§ **The request**:
Retype the records below word for word and omit any image.

§ **Records for the task**:
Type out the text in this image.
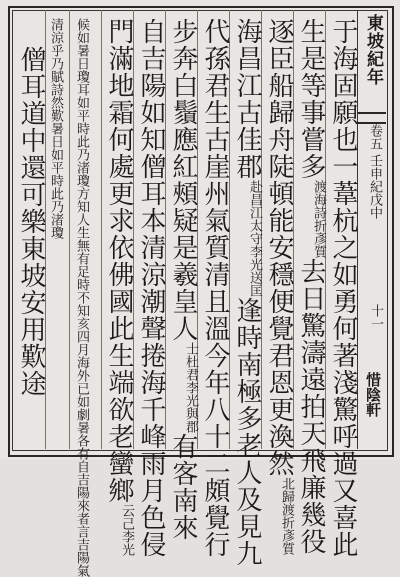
東坡紀年
卷五 壬申紀戊中
十一
惜陰軒
于海固願也一葦杭之如勇何著淺驚呼過又喜此
生是等事嘗多
折彥質
渡海詩
去日驚濤遠拍天飛廉幾役
逐臣船歸舟陡頓能安穩便覺君恩更渙然
折彥質
北歸渡
海昌江古佳郡
李光送匡
赴昌江太守
逢時南極多老人及見九
代孫君生古崖州氣質清且溫今年八十二頗覺行
步奔白鬚應紅頰疑是羲皇人
李光與郡
士杜君
有客南來
自吉陽如知僧耳本清涼潮聲捲海千峰雨月色侵
門滿地霜何處更求依佛國此生端欲老蠻鄉
李光
云己
亥四月海外已如劇暑各有自吉陽來者言吉陽氣
候如暑日瓊耳如平時此乃渚瓊方知人生無有足時不知
然歎暑日如平時此乃渚瓊
清涼乎乃賦詩
僧耳道中還可樂東坡安用歎途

§ **Output below**:
Type out the text in this image.
東坡紀年
卷五 壬申紀戊中
十一
惜陰軒
于海固願也一葦杭之如勇何著淺驚呼過又喜此
生是等事嘗多
折彥質
渡海詩
去日驚濤遠拍天飛廉幾役
逐臣船歸舟陡頓能安穩便覺君恩更渙然
折彥質
北歸渡
海昌江古佳郡
李光送匡
赴昌江太守
逢時南極多老人及見九
代孫君生古崖州氣質清且溫今年八十二頗覺行
步奔白鬚應紅頰疑是羲皇人
李光與郡
士杜君
有客南來
自吉陽如知僧耳本清涼潮聲捲海千峰雨月色侵
門滿地霜何處更求依佛國此生端欲老蠻鄉
李光
云己
亥四月海外已如劇暑各有自吉陽來者言吉陽氣
候如暑日瓊耳如平時此乃渚瓊方知人生無有足時不知
然歎暑日如平時此乃渚瓊
清涼乎乃賦詩
僧耳道中還可樂東坡安用歎途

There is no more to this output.